START DATASET ROWS
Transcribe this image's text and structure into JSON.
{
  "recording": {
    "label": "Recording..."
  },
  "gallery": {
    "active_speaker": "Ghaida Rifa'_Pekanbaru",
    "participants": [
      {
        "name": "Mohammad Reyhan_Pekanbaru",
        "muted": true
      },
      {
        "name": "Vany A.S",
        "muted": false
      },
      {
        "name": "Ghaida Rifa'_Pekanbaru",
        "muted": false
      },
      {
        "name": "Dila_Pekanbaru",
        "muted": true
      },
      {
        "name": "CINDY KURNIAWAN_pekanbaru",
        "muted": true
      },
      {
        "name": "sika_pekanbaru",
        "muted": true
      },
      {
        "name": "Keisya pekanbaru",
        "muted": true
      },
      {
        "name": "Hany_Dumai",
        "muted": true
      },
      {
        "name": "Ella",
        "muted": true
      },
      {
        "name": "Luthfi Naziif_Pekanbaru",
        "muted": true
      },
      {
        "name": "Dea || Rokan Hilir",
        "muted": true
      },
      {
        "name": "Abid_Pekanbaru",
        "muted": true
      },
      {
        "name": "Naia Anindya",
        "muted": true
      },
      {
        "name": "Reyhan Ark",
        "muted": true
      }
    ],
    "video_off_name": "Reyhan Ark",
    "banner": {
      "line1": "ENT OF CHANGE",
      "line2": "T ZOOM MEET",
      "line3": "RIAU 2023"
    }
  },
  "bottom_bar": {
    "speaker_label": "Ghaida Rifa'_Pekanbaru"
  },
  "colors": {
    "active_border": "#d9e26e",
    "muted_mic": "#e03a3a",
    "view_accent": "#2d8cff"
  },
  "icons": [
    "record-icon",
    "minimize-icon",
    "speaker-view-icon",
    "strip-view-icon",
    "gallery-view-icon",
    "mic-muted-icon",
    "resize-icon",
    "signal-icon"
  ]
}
END DATASET ROWS
**OBJECTIVE**
Retype all of the material, keeping each line exact.

**WRITTEN ANSWER**
Transcribe this image's text and structure into JSON.
{
  "recording": {
    "label": "Recording..."
  },
  "gallery": {
    "active_speaker": "Ghaida Rifa'_Pekanbaru",
    "participants": [
      {
        "name": "Mohammad Reyhan_Pekanbaru",
        "muted": true
      },
      {
        "name": "Vany A.S",
        "muted": false
      },
      {
        "name": "Ghaida Rifa'_Pekanbaru",
        "muted": false
      },
      {
        "name": "Dila_Pekanbaru",
        "muted": true
      },
      {
        "name": "CINDY KURNIAWAN_pekanbaru",
        "muted": true
      },
      {
        "name": "sika_pekanbaru",
        "muted": true
      },
      {
        "name": "Keisya pekanbaru",
        "muted": true
      },
      {
        "name": "Hany_Dumai",
        "muted": true
      },
      {
        "name": "Ella",
        "muted": true
      },
      {
        "name": "Luthfi Naziif_Pekanbaru",
        "muted": true
      },
      {
        "name": "Dea || Rokan Hilir",
        "muted": true
      },
      {
        "name": "Abid_Pekanbaru",
        "muted": true
      },
      {
        "name": "Naia Anindya",
        "muted": true
      },
      {
        "name": "Reyhan Ark",
        "muted": true
      }
    ],
    "video_off_name": "Reyhan Ark",
    "banner": {
      "line1": "ENT OF CHANGE",
      "line2": "T ZOOM MEET",
      "line3": "RIAU 2023"
    }
  },
  "bottom_bar": {
    "speaker_label": "Ghaida Rifa'_Pekanbaru"
  },
  "colors": {
    "active_border": "#d9e26e",
    "muted_mic": "#e03a3a",
    "view_accent": "#2d8cff"
  },
  "icons": [
    "record-icon",
    "minimize-icon",
    "speaker-view-icon",
    "strip-view-icon",
    "gallery-view-icon",
    "mic-muted-icon",
    "resize-icon",
    "signal-icon"
  ]
}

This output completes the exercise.